WHAT IS REQUIRED
Identify every line in the material below that contains the string "chart", matching case exactly, and copy each of those lines.

※ ※ ※

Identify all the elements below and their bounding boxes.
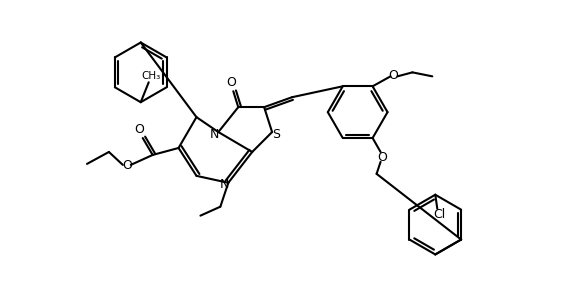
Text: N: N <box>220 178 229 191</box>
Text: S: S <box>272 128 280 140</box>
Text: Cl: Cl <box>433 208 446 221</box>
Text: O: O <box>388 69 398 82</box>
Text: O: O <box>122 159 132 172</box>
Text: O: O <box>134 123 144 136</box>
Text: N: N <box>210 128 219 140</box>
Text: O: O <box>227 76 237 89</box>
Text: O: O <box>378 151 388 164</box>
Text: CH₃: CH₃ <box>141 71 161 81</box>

※ ※ ※

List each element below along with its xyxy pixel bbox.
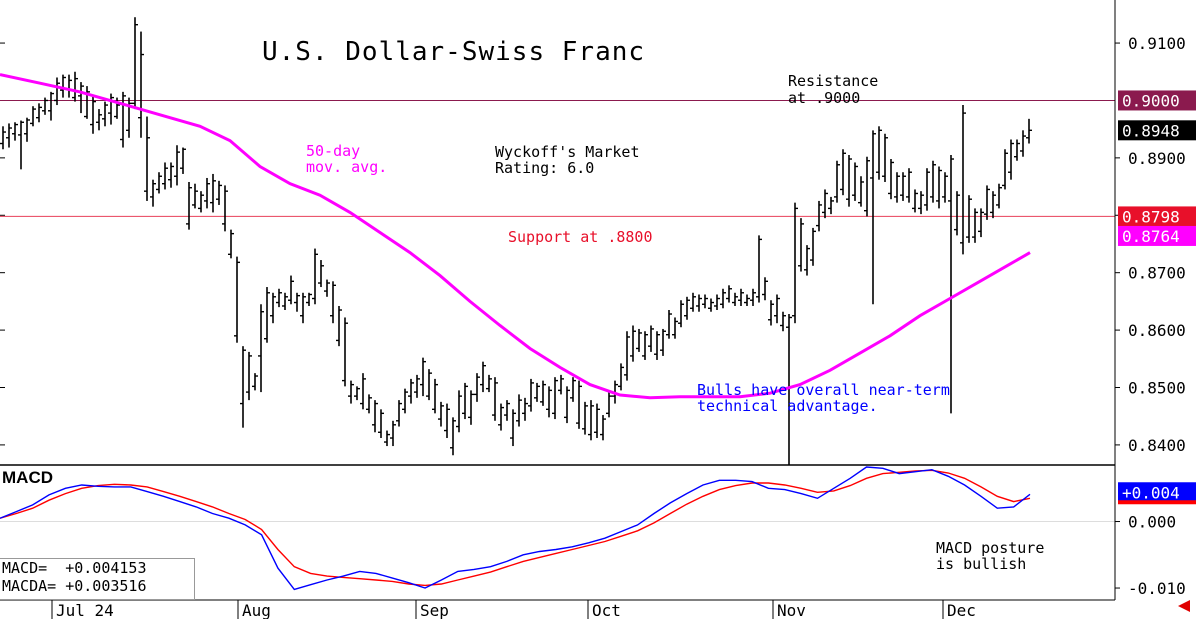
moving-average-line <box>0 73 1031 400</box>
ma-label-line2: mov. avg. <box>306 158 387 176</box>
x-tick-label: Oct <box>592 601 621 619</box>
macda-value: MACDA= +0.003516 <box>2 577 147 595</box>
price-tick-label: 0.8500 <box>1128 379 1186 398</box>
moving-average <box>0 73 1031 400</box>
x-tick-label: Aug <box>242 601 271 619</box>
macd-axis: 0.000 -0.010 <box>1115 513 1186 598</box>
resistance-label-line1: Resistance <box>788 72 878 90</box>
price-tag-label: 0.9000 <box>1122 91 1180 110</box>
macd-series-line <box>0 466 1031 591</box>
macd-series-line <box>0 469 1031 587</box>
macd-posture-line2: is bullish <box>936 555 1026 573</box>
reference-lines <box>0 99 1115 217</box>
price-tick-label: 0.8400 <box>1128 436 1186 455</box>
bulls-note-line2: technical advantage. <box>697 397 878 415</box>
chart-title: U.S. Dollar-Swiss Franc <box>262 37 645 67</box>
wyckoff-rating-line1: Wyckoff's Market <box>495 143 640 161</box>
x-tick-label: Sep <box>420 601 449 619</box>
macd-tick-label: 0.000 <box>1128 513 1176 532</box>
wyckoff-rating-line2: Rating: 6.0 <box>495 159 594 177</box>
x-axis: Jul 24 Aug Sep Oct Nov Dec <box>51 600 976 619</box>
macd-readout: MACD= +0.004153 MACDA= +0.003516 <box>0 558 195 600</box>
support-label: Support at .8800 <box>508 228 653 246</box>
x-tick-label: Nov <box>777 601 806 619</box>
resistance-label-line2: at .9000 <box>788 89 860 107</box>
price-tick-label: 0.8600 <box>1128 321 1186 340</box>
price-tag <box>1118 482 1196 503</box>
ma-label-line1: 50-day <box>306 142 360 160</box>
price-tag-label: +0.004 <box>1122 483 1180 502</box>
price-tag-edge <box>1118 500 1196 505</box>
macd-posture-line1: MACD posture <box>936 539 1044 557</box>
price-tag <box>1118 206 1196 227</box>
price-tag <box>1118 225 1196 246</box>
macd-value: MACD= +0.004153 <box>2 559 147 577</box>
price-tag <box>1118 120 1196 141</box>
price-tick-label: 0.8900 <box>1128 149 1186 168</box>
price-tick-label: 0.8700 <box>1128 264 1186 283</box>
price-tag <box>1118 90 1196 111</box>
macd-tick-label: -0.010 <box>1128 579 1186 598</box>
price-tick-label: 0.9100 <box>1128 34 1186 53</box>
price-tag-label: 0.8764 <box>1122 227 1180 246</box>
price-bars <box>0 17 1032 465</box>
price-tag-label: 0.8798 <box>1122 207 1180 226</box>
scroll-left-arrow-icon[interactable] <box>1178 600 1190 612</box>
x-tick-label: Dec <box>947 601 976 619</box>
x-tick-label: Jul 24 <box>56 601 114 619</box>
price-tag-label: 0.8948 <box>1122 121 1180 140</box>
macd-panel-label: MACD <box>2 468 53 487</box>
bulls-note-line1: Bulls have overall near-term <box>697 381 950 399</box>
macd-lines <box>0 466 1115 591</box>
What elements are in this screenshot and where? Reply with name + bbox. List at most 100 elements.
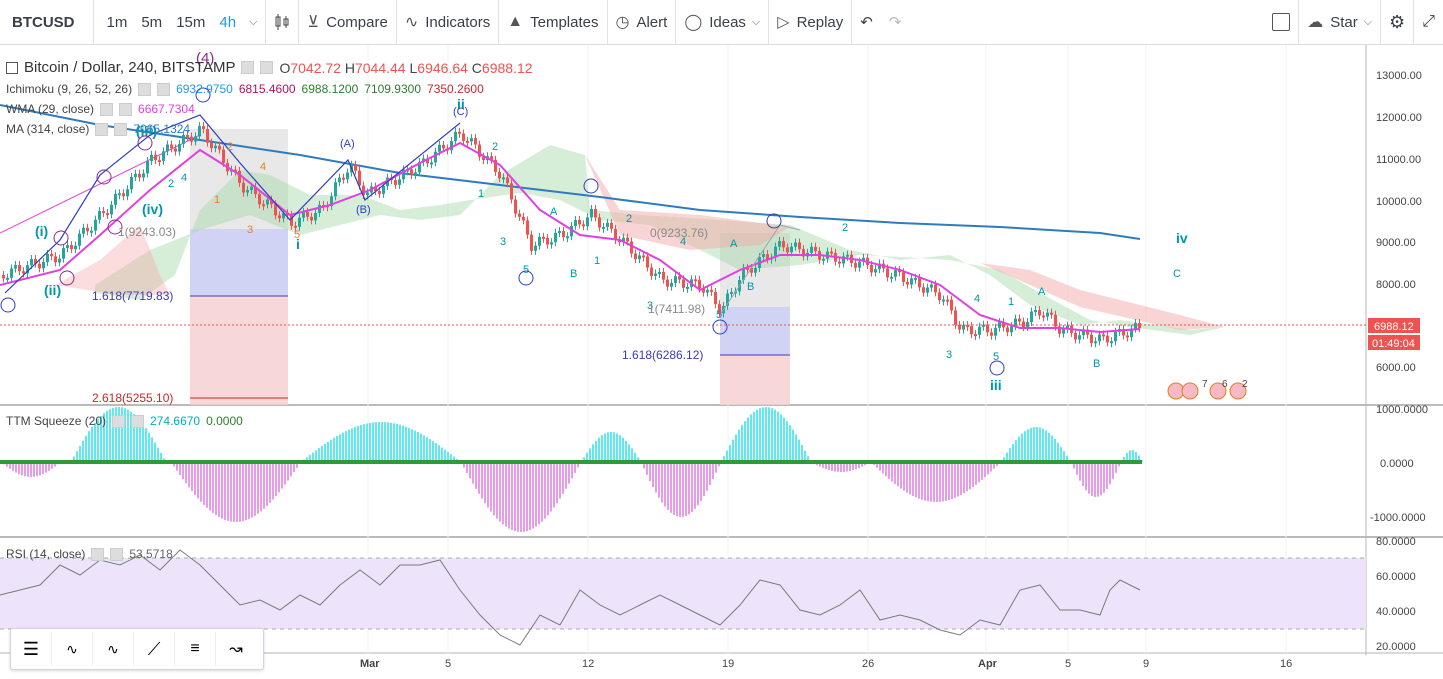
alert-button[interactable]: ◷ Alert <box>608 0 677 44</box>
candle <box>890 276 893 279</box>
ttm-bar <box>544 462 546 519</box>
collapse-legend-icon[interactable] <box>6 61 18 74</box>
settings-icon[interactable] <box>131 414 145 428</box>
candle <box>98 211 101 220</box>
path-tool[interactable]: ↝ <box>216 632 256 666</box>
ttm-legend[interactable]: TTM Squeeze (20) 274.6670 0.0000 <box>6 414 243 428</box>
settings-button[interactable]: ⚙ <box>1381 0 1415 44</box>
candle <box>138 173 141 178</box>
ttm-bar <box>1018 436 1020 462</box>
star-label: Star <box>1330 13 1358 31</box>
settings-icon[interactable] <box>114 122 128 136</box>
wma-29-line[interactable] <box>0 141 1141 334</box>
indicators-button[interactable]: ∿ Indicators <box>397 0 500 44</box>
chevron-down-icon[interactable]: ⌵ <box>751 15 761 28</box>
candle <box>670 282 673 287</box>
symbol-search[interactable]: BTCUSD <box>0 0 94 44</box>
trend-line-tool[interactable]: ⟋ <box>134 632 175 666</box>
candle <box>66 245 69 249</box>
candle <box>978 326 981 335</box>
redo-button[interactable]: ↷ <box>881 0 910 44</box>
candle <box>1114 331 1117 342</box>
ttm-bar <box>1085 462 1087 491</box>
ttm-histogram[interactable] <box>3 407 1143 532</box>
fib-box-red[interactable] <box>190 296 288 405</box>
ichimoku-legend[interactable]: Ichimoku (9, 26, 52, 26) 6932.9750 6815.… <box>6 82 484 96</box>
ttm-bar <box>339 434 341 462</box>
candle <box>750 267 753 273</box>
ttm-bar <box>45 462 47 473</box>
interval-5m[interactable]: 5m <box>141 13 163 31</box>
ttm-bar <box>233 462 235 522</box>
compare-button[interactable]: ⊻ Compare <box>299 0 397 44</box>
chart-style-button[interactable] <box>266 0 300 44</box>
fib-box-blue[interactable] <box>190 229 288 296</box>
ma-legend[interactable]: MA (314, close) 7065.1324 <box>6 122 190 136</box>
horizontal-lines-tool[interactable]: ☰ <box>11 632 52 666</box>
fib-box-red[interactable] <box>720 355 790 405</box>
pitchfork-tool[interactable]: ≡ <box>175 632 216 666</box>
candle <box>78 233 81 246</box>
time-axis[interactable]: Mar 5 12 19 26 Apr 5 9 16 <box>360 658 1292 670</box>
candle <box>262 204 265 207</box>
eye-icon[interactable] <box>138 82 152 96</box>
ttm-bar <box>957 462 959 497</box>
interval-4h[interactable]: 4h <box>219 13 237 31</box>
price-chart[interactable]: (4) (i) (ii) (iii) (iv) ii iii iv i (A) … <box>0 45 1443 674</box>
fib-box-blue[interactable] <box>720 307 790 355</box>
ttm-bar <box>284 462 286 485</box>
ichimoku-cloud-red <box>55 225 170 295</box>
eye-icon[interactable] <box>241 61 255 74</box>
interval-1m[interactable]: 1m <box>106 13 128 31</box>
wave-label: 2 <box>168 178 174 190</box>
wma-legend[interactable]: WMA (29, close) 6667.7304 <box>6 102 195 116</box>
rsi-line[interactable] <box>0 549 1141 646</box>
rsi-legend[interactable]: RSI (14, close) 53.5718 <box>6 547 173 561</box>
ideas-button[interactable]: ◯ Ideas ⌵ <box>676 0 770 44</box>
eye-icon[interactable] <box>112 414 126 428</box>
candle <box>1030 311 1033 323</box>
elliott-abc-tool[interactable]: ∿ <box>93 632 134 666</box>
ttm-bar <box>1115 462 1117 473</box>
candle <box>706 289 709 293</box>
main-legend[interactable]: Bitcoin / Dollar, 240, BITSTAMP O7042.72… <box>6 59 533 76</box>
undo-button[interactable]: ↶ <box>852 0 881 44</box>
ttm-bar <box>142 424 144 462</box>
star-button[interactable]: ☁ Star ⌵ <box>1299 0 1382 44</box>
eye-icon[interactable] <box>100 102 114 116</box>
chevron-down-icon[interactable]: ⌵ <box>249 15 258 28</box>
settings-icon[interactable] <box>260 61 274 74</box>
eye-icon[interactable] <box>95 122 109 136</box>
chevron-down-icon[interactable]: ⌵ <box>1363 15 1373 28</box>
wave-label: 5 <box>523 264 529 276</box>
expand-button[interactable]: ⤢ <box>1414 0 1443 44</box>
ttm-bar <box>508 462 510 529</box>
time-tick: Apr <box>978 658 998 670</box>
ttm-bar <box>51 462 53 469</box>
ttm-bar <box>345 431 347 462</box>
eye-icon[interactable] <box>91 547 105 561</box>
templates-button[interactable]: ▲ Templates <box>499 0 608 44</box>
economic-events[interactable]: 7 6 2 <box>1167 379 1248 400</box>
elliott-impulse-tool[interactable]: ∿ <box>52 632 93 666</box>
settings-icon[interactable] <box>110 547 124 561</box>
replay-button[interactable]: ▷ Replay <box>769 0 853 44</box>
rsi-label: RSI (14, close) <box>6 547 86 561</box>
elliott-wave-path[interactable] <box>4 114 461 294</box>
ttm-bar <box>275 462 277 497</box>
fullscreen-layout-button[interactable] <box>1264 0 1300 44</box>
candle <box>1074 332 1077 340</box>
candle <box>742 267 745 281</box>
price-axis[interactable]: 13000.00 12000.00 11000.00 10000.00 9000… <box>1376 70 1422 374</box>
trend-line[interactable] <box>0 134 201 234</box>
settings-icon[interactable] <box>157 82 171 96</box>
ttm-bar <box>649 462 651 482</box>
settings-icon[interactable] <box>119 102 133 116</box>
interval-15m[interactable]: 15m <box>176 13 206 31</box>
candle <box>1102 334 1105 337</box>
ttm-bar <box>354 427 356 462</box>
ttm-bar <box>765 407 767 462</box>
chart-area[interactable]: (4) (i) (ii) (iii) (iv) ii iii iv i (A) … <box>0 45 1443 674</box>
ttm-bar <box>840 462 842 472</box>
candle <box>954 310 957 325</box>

※ ※ ※

WRITTEN ANSWER
chart-title: U.S. Dollar-Swiss Franc <box>262 37 645 67</box>
chart-style-button[interactable] <box>266 0 300 44</box>
price-chart[interactable]: (4) (i) (ii) (iii) (iv) ii iii iv i (A) … <box>0 45 1443 674</box>
chart-area[interactable]: (4) (i) (ii) (iii) (iv) ii iii iv i (A) … <box>0 45 1443 674</box>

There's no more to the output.